Items from a data source
<<<<

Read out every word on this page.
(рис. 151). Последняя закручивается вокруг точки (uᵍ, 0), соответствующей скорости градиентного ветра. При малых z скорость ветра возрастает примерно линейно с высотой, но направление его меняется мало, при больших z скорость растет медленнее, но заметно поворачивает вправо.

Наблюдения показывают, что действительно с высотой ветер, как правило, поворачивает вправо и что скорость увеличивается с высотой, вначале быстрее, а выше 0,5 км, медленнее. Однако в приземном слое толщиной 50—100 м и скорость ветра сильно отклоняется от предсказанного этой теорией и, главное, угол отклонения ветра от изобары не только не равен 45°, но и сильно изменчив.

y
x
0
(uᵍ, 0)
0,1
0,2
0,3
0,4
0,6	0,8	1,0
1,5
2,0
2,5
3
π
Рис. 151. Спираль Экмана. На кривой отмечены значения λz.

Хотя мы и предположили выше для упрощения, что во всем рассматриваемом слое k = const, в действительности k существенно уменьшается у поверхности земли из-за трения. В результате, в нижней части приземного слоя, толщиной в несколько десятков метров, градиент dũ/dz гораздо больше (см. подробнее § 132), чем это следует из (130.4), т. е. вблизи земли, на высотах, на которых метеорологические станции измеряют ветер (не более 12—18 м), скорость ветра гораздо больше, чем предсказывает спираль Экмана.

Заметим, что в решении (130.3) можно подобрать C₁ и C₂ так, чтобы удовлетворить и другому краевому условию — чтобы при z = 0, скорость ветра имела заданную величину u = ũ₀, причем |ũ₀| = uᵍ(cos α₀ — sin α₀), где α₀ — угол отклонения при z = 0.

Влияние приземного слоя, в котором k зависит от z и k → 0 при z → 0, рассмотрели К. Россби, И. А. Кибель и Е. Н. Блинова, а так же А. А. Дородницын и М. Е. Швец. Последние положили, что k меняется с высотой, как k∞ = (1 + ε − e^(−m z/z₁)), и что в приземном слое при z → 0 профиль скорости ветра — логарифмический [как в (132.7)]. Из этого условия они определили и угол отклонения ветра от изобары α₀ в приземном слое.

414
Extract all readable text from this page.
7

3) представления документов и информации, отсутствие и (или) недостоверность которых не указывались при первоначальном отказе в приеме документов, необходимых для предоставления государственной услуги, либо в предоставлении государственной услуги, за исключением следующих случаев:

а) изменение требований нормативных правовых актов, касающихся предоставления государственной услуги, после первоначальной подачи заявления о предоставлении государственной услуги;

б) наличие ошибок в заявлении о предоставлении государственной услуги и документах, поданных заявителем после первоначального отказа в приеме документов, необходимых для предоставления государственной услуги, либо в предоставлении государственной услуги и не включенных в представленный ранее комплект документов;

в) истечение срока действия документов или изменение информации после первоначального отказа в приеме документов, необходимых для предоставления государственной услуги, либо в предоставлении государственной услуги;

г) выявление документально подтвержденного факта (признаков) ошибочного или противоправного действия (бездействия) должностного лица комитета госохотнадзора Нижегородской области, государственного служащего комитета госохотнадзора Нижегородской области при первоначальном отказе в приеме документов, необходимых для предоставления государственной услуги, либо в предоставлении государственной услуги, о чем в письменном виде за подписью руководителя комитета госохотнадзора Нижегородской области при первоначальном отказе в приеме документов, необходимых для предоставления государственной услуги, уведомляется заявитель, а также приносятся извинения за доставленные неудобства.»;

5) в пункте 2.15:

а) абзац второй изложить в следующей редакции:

>>>>

→ **Request**:
Show the data once more, exactly as it was written.

→ **The output**:
Read out every word on this page.
(рис. 151). Последняя закручивается вокруг точки (uᵍ, 0), соответствующей скорости градиентного ветра. При малых z скорость ветра возрастает примерно линейно с высотой, но направление его меняется мало, при больших z скорость растет медленнее, но заметно поворачивает вправо.

Наблюдения показывают, что действительно с высотой ветер, как правило, поворачивает вправо и что скорость увеличивается с высотой, вначале быстрее, а выше 0,5 км, медленнее. Однако в приземном слое толщиной 50—100 м и скорость ветра сильно отклоняется от предсказанного этой теорией и, главное, угол отклонения ветра от изобары не только не равен 45°, но и сильно изменчив.

y
x
0
(uᵍ, 0)
0,1
0,2
0,3
0,4
0,6	0,8	1,0
1,5
2,0
2,5
3
π
Рис. 151. Спираль Экмана. На кривой отмечены значения λz.

Хотя мы и предположили выше для упрощения, что во всем рассматриваемом слое k = const, в действительности k существенно уменьшается у поверхности земли из-за трения. В результате, в нижней части приземного слоя, толщиной в несколько десятков метров, градиент dũ/dz гораздо больше (см. подробнее § 132), чем это следует из (130.4), т. е. вблизи земли, на высотах, на которых метеорологические станции измеряют ветер (не более 12—18 м), скорость ветра гораздо больше, чем предсказывает спираль Экмана.

Заметим, что в решении (130.3) можно подобрать C₁ и C₂ так, чтобы удовлетворить и другому краевому условию — чтобы при z = 0, скорость ветра имела заданную величину u = ũ₀, причем |ũ₀| = uᵍ(cos α₀ — sin α₀), где α₀ — угол отклонения при z = 0.

Влияние приземного слоя, в котором k зависит от z и k → 0 при z → 0, рассмотрели К. Россби, И. А. Кибель и Е. Н. Блинова, а так же А. А. Дородницын и М. Е. Швец. Последние положили, что k меняется с высотой, как k∞ = (1 + ε − e^(−m z/z₁)), и что в приземном слое при z → 0 профиль скорости ветра — логарифмический [как в (132.7)]. Из этого условия они определили и угол отклонения ветра от изобары α₀ в приземном слое.

414
Extract all readable text from this page.
7

3) представления документов и информации, отсутствие и (или) недостоверность которых не указывались при первоначальном отказе в приеме документов, необходимых для предоставления государственной услуги, либо в предоставлении государственной услуги, за исключением следующих случаев:

а) изменение требований нормативных правовых актов, касающихся предоставления государственной услуги, после первоначальной подачи заявления о предоставлении государственной услуги;

б) наличие ошибок в заявлении о предоставлении государственной услуги и документах, поданных заявителем после первоначального отказа в приеме документов, необходимых для предоставления государственной услуги, либо в предоставлении государственной услуги и не включенных в представленный ранее комплект документов;

в) истечение срока действия документов или изменение информации после первоначального отказа в приеме документов, необходимых для предоставления государственной услуги, либо в предоставлении государственной услуги;

г) выявление документально подтвержденного факта (признаков) ошибочного или противоправного действия (бездействия) должностного лица комитета госохотнадзора Нижегородской области, государственного служащего комитета госохотнадзора Нижегородской области при первоначальном отказе в приеме документов, необходимых для предоставления государственной услуги, либо в предоставлении государственной услуги, о чем в письменном виде за подписью руководителя комитета госохотнадзора Нижегородской области при первоначальном отказе в приеме документов, необходимых для предоставления государственной услуги, уведомляется заявитель, а также приносятся извинения за доставленные неудобства.»;

5) в пункте 2.15:

а) абзац второй изложить в следующей редакции:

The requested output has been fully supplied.